• [DO THIS]:
In the listing below, find every line with the string "comparison" and pull it out.

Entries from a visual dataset
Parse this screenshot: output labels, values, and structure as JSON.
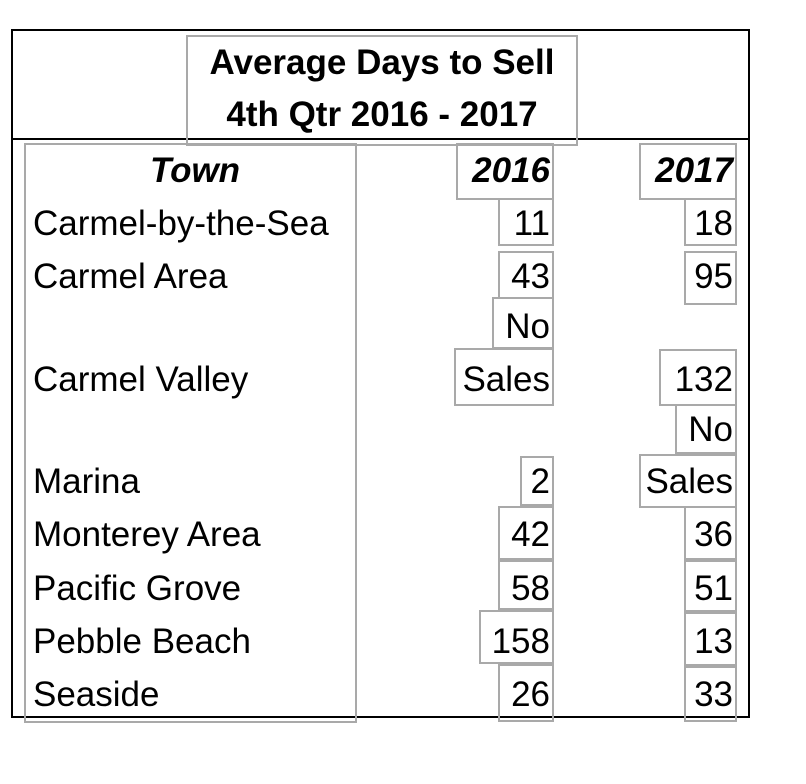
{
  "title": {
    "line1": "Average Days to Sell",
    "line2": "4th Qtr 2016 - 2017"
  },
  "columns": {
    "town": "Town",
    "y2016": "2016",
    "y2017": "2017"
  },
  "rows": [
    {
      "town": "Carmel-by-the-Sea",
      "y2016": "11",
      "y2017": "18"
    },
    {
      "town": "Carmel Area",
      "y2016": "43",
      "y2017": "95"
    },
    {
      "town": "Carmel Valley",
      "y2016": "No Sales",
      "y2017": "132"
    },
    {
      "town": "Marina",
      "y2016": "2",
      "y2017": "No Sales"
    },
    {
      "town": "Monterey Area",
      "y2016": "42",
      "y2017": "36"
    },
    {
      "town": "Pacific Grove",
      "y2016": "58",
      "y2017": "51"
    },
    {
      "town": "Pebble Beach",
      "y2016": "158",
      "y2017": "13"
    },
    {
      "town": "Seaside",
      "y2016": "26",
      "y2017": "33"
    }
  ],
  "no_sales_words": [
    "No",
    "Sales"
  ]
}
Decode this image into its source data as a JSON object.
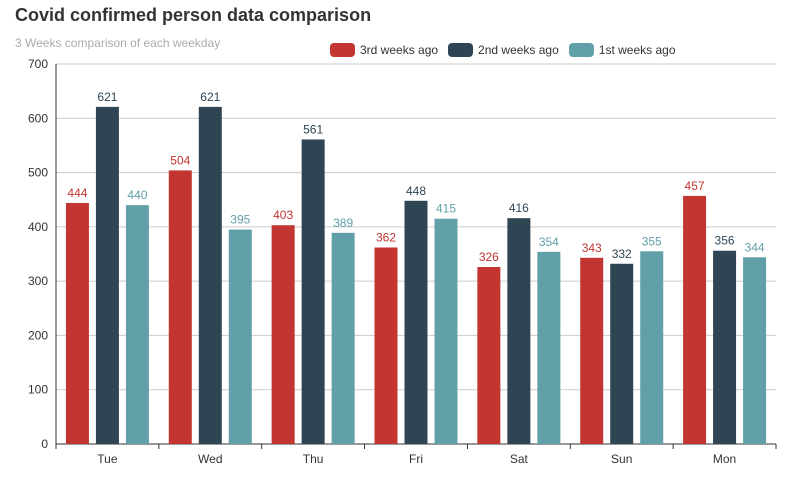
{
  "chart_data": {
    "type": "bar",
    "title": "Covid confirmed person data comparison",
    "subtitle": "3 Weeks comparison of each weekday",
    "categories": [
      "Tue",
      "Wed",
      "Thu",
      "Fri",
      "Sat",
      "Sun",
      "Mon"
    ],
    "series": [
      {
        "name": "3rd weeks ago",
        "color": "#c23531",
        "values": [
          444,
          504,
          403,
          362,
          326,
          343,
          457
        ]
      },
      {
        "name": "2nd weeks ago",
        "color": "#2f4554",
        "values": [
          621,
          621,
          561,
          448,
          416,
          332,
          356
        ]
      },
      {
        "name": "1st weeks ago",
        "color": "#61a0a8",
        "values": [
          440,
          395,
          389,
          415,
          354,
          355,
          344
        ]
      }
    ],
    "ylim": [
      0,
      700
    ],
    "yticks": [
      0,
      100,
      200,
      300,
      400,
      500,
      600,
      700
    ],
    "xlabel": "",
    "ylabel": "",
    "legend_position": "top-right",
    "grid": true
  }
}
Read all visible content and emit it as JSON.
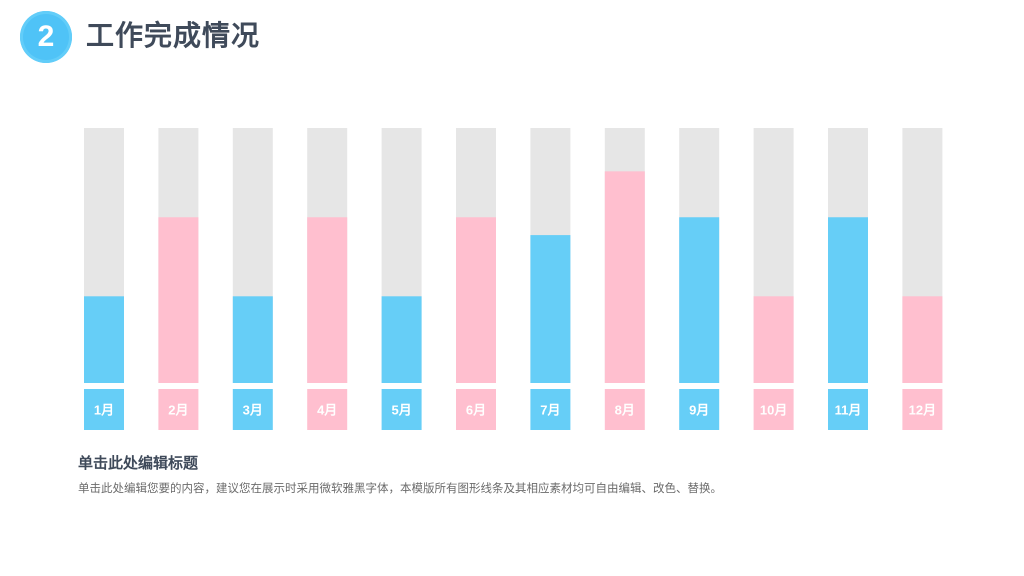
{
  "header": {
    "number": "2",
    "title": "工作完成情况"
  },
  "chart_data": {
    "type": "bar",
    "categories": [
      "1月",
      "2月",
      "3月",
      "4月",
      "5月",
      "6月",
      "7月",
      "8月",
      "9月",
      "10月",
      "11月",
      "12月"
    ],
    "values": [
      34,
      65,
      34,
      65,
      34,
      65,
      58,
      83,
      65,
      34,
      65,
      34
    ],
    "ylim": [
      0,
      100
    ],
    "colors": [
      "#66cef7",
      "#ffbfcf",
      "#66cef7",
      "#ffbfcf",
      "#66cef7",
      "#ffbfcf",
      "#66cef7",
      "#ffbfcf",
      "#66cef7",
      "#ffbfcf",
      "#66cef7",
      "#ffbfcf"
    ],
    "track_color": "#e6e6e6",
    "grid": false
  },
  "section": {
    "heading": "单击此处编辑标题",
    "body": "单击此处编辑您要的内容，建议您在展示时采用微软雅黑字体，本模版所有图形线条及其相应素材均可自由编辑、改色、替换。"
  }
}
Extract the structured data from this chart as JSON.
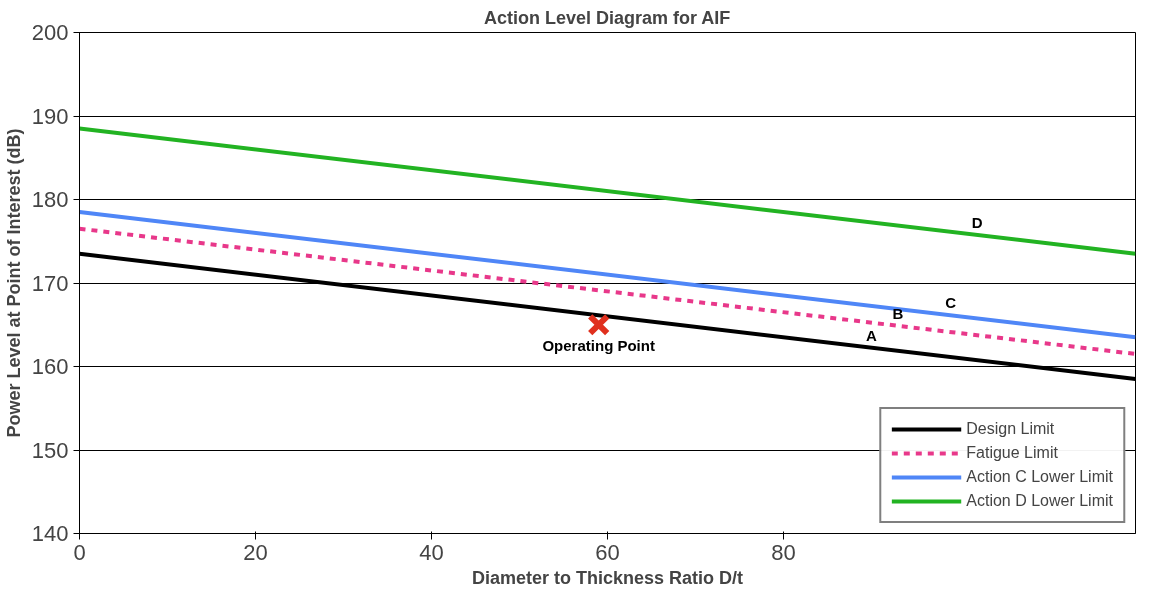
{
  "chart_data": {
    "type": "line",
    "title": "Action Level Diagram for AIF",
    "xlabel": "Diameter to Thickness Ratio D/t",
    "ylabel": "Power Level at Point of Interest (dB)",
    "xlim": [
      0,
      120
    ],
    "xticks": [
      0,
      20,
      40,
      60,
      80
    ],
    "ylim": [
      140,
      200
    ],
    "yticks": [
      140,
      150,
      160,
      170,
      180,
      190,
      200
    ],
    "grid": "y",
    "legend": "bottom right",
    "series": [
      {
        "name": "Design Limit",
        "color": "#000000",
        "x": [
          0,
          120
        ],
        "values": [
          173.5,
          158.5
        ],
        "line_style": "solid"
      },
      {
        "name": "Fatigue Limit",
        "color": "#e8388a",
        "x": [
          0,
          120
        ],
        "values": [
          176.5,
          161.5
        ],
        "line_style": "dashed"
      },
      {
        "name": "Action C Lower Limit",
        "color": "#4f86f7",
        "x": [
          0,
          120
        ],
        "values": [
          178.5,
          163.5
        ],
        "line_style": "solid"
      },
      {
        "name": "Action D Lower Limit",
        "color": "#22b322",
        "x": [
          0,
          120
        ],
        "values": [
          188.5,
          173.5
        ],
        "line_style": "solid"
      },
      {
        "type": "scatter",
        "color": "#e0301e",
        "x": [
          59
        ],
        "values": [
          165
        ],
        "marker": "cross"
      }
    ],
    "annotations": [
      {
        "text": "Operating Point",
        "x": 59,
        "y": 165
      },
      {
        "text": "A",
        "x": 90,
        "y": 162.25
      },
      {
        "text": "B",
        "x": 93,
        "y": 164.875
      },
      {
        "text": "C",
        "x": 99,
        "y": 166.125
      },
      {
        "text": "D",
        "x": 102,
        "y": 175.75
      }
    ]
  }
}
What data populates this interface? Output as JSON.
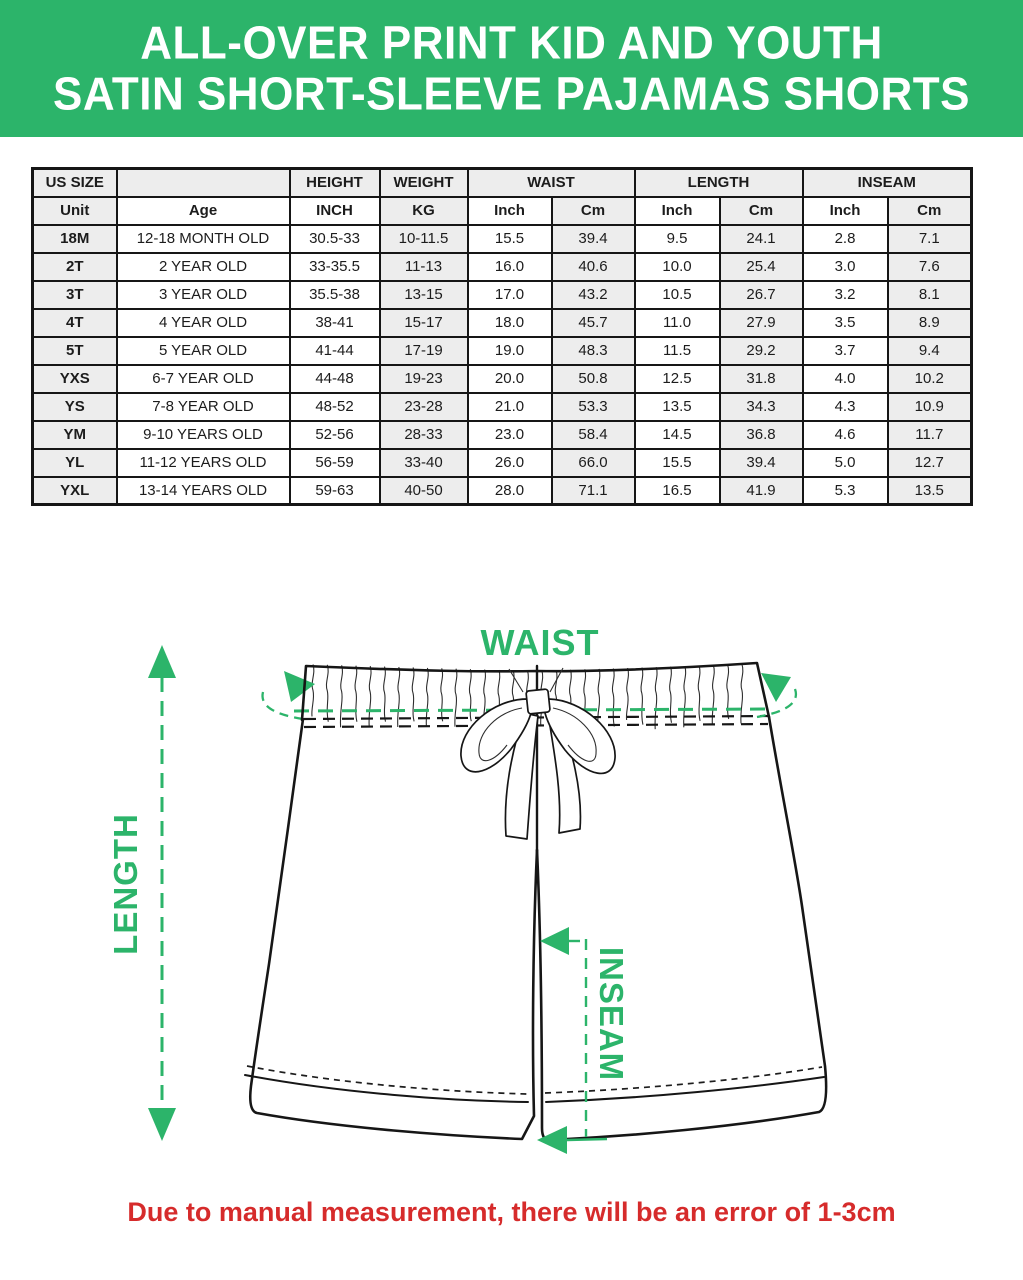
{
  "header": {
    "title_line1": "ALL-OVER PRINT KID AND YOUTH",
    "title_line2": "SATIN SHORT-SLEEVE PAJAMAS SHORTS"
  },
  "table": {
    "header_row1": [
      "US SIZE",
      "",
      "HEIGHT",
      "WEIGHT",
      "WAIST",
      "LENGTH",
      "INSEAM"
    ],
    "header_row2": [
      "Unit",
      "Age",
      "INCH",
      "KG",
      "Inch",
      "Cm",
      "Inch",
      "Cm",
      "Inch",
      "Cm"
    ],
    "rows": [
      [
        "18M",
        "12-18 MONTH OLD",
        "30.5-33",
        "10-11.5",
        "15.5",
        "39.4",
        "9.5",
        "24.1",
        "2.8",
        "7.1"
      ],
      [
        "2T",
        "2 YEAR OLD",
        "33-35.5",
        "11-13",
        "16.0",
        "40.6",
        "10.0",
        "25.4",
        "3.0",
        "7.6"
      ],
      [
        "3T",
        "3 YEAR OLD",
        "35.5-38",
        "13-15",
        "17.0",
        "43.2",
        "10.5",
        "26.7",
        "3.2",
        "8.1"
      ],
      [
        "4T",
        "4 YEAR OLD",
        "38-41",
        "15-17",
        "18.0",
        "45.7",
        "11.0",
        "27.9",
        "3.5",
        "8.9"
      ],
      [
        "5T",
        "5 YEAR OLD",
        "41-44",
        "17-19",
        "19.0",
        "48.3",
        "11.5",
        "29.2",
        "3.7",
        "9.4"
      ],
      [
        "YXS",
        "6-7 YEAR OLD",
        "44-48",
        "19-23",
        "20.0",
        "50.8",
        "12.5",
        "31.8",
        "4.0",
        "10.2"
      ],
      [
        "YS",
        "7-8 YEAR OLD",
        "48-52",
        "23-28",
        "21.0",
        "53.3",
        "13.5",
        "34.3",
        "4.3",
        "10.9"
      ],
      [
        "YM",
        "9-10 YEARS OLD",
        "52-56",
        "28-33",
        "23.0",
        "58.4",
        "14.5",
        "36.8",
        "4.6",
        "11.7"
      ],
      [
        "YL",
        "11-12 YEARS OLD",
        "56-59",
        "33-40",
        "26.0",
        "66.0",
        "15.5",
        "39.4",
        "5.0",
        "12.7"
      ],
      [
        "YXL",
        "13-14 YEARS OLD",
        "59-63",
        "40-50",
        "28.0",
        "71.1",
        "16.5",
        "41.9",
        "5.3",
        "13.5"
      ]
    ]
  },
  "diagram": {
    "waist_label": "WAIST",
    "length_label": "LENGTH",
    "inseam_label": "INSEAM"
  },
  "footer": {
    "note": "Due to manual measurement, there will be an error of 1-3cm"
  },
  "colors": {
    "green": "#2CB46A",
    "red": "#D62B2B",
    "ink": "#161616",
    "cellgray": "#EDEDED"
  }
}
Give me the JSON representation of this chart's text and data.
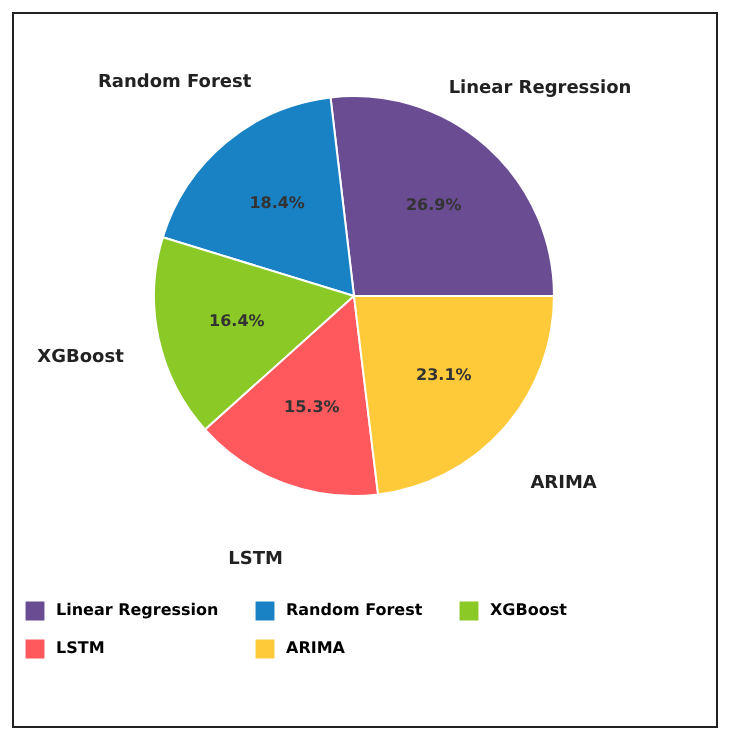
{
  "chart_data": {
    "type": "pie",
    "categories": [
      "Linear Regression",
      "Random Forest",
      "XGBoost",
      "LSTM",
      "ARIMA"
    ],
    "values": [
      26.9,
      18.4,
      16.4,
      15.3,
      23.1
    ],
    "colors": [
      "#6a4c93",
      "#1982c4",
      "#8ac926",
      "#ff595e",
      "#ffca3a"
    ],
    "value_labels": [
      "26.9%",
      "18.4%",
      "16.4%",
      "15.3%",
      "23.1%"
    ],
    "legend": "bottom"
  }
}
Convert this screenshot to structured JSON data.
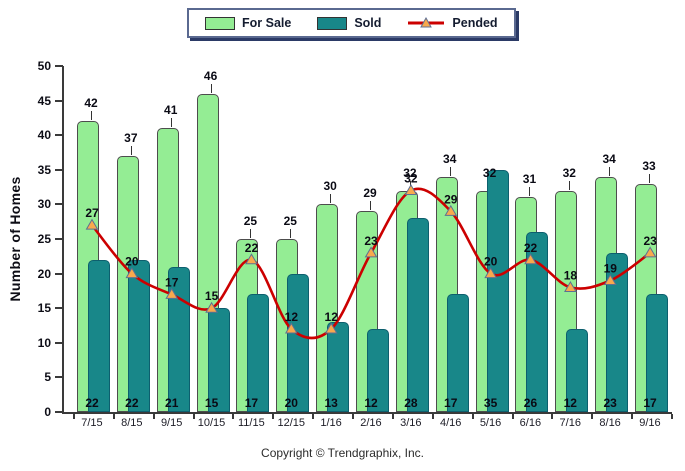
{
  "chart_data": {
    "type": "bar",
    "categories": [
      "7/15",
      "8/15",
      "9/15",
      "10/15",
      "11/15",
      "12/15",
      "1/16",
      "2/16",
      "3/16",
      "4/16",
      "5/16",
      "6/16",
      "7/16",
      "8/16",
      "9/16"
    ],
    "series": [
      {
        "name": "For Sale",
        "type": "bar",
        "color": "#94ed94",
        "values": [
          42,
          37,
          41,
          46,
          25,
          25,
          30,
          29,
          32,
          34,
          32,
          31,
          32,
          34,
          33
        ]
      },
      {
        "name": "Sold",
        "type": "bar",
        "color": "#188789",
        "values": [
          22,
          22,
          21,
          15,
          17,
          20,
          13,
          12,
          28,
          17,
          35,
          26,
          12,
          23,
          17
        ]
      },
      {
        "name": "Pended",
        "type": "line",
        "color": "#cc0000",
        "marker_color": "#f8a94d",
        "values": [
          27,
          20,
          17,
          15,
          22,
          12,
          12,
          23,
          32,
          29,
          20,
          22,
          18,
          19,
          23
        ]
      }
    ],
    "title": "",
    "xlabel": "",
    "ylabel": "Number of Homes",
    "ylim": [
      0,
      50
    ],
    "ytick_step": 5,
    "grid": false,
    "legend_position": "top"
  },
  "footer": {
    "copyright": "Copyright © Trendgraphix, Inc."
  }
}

• [WRITTEN SOLUTION]:
    "title": "Covid confirmed person data comparison",
    "subtitle": "3 Weeks comparison of each weekday",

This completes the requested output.